Set problem ::
Please quote the material exactly, every line of it.

(Collection entries)

────────────────

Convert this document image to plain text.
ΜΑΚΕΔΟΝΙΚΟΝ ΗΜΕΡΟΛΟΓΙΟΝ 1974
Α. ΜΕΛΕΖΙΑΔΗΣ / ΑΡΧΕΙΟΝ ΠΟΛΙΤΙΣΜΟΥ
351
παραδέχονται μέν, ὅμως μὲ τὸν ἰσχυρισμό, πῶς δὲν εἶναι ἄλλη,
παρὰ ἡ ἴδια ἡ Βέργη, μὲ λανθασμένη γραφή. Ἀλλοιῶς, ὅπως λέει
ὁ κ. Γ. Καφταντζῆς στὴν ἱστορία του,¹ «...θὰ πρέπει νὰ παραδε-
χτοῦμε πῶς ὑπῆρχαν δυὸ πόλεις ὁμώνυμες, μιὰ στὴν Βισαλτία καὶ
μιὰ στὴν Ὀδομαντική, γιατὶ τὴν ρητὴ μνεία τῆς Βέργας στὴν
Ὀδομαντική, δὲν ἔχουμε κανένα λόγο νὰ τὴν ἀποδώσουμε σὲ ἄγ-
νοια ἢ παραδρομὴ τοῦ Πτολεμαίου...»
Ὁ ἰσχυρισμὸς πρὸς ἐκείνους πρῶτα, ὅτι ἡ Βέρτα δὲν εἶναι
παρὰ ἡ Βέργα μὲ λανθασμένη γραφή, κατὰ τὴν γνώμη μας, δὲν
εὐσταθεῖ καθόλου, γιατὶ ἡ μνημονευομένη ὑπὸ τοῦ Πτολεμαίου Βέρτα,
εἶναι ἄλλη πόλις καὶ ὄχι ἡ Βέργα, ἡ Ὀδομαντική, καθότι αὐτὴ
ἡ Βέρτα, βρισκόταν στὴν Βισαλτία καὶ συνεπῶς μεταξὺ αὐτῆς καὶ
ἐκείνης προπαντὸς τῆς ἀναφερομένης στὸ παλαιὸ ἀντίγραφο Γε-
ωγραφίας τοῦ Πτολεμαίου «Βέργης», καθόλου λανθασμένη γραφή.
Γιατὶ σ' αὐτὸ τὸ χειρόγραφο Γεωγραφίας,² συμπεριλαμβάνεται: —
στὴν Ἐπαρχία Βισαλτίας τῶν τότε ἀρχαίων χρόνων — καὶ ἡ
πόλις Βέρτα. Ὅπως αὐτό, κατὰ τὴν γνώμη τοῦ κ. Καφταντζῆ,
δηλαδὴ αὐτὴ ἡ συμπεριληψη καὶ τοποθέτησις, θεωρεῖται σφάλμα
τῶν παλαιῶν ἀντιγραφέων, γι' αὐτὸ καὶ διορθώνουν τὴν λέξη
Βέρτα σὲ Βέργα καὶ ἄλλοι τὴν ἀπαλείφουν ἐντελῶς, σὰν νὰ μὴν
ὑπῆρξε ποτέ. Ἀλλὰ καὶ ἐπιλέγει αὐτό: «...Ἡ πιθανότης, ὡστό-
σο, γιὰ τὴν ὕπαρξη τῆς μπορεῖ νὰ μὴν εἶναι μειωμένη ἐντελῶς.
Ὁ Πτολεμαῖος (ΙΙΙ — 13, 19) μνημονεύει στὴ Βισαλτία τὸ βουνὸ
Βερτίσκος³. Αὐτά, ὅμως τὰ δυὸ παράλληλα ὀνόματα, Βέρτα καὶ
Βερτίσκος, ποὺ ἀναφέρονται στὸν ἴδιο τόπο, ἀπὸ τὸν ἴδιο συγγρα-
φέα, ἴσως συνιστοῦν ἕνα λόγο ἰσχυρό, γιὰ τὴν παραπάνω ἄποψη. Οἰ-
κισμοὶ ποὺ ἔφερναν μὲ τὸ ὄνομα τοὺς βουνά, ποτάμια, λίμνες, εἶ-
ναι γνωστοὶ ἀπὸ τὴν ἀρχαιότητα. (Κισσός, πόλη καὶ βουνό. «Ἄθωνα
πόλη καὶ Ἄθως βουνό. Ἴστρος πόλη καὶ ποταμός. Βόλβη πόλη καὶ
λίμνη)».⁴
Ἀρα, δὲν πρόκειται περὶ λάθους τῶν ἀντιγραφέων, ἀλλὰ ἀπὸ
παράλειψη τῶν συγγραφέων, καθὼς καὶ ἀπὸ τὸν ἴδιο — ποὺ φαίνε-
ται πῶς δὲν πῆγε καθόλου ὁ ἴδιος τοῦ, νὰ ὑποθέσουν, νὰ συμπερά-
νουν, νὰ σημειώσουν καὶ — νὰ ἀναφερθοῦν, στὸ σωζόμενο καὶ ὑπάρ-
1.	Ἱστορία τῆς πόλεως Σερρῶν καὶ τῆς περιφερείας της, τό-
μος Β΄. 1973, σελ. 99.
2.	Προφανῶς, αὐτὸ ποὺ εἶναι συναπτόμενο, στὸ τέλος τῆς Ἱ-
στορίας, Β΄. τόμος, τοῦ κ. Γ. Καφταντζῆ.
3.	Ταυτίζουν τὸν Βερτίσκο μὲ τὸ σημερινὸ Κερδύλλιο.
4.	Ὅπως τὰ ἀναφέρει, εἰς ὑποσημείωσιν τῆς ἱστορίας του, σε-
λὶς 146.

────────────────

The answer ::
Convert this document image to plain text.
ΜΑΚΕΔΟΝΙΚΟΝ ΗΜΕΡΟΛΟΓΙΟΝ 1974
Α. ΜΕΛΕΖΙΑΔΗΣ / ΑΡΧΕΙΟΝ ΠΟΛΙΤΙΣΜΟΥ
351
παραδέχονται μέν, ὅμως μὲ τὸν ἰσχυρισμό, πῶς δὲν εἶναι ἄλλη,
παρὰ ἡ ἴδια ἡ Βέργη, μὲ λανθασμένη γραφή. Ἀλλοιῶς, ὅπως λέει
ὁ κ. Γ. Καφταντζῆς στὴν ἱστορία του,¹ «...θὰ πρέπει νὰ παραδε-
χτοῦμε πῶς ὑπῆρχαν δυὸ πόλεις ὁμώνυμες, μιὰ στὴν Βισαλτία καὶ
μιὰ στὴν Ὀδομαντική, γιατὶ τὴν ρητὴ μνεία τῆς Βέργας στὴν
Ὀδομαντική, δὲν ἔχουμε κανένα λόγο νὰ τὴν ἀποδώσουμε σὲ ἄγ-
νοια ἢ παραδρομὴ τοῦ Πτολεμαίου...»
Ὁ ἰσχυρισμὸς πρὸς ἐκείνους πρῶτα, ὅτι ἡ Βέρτα δὲν εἶναι
παρὰ ἡ Βέργα μὲ λανθασμένη γραφή, κατὰ τὴν γνώμη μας, δὲν
εὐσταθεῖ καθόλου, γιατὶ ἡ μνημονευομένη ὑπὸ τοῦ Πτολεμαίου Βέρτα,
εἶναι ἄλλη πόλις καὶ ὄχι ἡ Βέργα, ἡ Ὀδομαντική, καθότι αὐτὴ
ἡ Βέρτα, βρισκόταν στὴν Βισαλτία καὶ συνεπῶς μεταξὺ αὐτῆς καὶ
ἐκείνης προπαντὸς τῆς ἀναφερομένης στὸ παλαιὸ ἀντίγραφο Γε-
ωγραφίας τοῦ Πτολεμαίου «Βέργης», καθόλου λανθασμένη γραφή.
Γιατὶ σ' αὐτὸ τὸ χειρόγραφο Γεωγραφίας,² συμπεριλαμβάνεται: —
στὴν Ἐπαρχία Βισαλτίας τῶν τότε ἀρχαίων χρόνων — καὶ ἡ
πόλις Βέρτα. Ὅπως αὐτό, κατὰ τὴν γνώμη τοῦ κ. Καφταντζῆ,
δηλαδὴ αὐτὴ ἡ συμπεριληψη καὶ τοποθέτησις, θεωρεῖται σφάλμα
τῶν παλαιῶν ἀντιγραφέων, γι' αὐτὸ καὶ διορθώνουν τὴν λέξη
Βέρτα σὲ Βέργα καὶ ἄλλοι τὴν ἀπαλείφουν ἐντελῶς, σὰν νὰ μὴν
ὑπῆρξε ποτέ. Ἀλλὰ καὶ ἐπιλέγει αὐτό: «...Ἡ πιθανότης, ὡστό-
σο, γιὰ τὴν ὕπαρξη τῆς μπορεῖ νὰ μὴν εἶναι μειωμένη ἐντελῶς.
Ὁ Πτολεμαῖος (ΙΙΙ — 13, 19) μνημονεύει στὴ Βισαλτία τὸ βουνὸ
Βερτίσκος³. Αὐτά, ὅμως τὰ δυὸ παράλληλα ὀνόματα, Βέρτα καὶ
Βερτίσκος, ποὺ ἀναφέρονται στὸν ἴδιο τόπο, ἀπὸ τὸν ἴδιο συγγρα-
φέα, ἴσως συνιστοῦν ἕνα λόγο ἰσχυρό, γιὰ τὴν παραπάνω ἄποψη. Οἰ-
κισμοὶ ποὺ ἔφερναν μὲ τὸ ὄνομα τοὺς βουνά, ποτάμια, λίμνες, εἶ-
ναι γνωστοὶ ἀπὸ τὴν ἀρχαιότητα. (Κισσός, πόλη καὶ βουνό. «Ἄθωνα
πόλη καὶ Ἄθως βουνό. Ἴστρος πόλη καὶ ποταμός. Βόλβη πόλη καὶ
λίμνη)».⁴
Ἀρα, δὲν πρόκειται περὶ λάθους τῶν ἀντιγραφέων, ἀλλὰ ἀπὸ
παράλειψη τῶν συγγραφέων, καθὼς καὶ ἀπὸ τὸν ἴδιο — ποὺ φαίνε-
ται πῶς δὲν πῆγε καθόλου ὁ ἴδιος τοῦ, νὰ ὑποθέσουν, νὰ συμπερά-
νουν, νὰ σημειώσουν καὶ — νὰ ἀναφερθοῦν, στὸ σωζόμενο καὶ ὑπάρ-
1.	Ἱστορία τῆς πόλεως Σερρῶν καὶ τῆς περιφερείας της, τό-
μος Β΄. 1973, σελ. 99.
2.	Προφανῶς, αὐτὸ ποὺ εἶναι συναπτόμενο, στὸ τέλος τῆς Ἱ-
στορίας, Β΄. τόμος, τοῦ κ. Γ. Καφταντζῆ.
3.	Ταυτίζουν τὸν Βερτίσκο μὲ τὸ σημερινὸ Κερδύλλιο.
4.	Ὅπως τὰ ἀναφέρει, εἰς ὑποσημείωσιν τῆς ἱστορίας του, σε-
λὶς 146.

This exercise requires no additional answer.